# [What you have to do]
Every line of the material below should be repeated exactly.

(Stored data entries)
——
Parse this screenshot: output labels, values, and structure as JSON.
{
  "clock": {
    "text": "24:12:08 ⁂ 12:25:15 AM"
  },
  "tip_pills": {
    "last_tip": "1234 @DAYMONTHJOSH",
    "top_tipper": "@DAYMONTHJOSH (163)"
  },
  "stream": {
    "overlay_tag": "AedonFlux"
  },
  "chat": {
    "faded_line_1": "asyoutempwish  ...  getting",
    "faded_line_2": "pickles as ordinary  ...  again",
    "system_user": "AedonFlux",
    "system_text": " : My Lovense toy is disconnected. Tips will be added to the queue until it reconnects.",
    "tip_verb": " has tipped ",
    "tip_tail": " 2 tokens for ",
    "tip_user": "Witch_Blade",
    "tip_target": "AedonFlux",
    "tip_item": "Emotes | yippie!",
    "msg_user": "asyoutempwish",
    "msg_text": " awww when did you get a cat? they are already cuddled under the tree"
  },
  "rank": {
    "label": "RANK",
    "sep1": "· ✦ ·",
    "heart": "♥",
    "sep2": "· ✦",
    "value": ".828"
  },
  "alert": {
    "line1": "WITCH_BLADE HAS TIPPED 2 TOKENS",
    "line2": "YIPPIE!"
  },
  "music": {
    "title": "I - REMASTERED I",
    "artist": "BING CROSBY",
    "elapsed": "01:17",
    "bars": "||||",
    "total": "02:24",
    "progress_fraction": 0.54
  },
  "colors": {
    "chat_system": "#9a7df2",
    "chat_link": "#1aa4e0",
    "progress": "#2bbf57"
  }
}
——
# [Solution for this problem]
Parse this screenshot: output labels, values, and structure as JSON.
{
  "clock": {
    "text": "24:12:08 ⁂ 12:25:15 AM"
  },
  "tip_pills": {
    "last_tip": "1234 @DAYMONTHJOSH",
    "top_tipper": "@DAYMONTHJOSH (163)"
  },
  "stream": {
    "overlay_tag": "AedonFlux"
  },
  "chat": {
    "faded_line_1": "asyoutempwish  ...  getting",
    "faded_line_2": "pickles as ordinary  ...  again",
    "system_user": "AedonFlux",
    "system_text": " : My Lovense toy is disconnected. Tips will be added to the queue until it reconnects.",
    "tip_verb": " has tipped ",
    "tip_tail": " 2 tokens for ",
    "tip_user": "Witch_Blade",
    "tip_target": "AedonFlux",
    "tip_item": "Emotes | yippie!",
    "msg_user": "asyoutempwish",
    "msg_text": " awww when did you get a cat? they are already cuddled under the tree"
  },
  "rank": {
    "label": "RANK",
    "sep1": "· ✦ ·",
    "heart": "♥",
    "sep2": "· ✦",
    "value": ".828"
  },
  "alert": {
    "line1": "WITCH_BLADE HAS TIPPED 2 TOKENS",
    "line2": "YIPPIE!"
  },
  "music": {
    "title": "I - REMASTERED I",
    "artist": "BING CROSBY",
    "elapsed": "01:17",
    "bars": "||||",
    "total": "02:24",
    "progress_fraction": 0.54
  },
  "colors": {
    "chat_system": "#9a7df2",
    "chat_link": "#1aa4e0",
    "progress": "#2bbf57"
  }
}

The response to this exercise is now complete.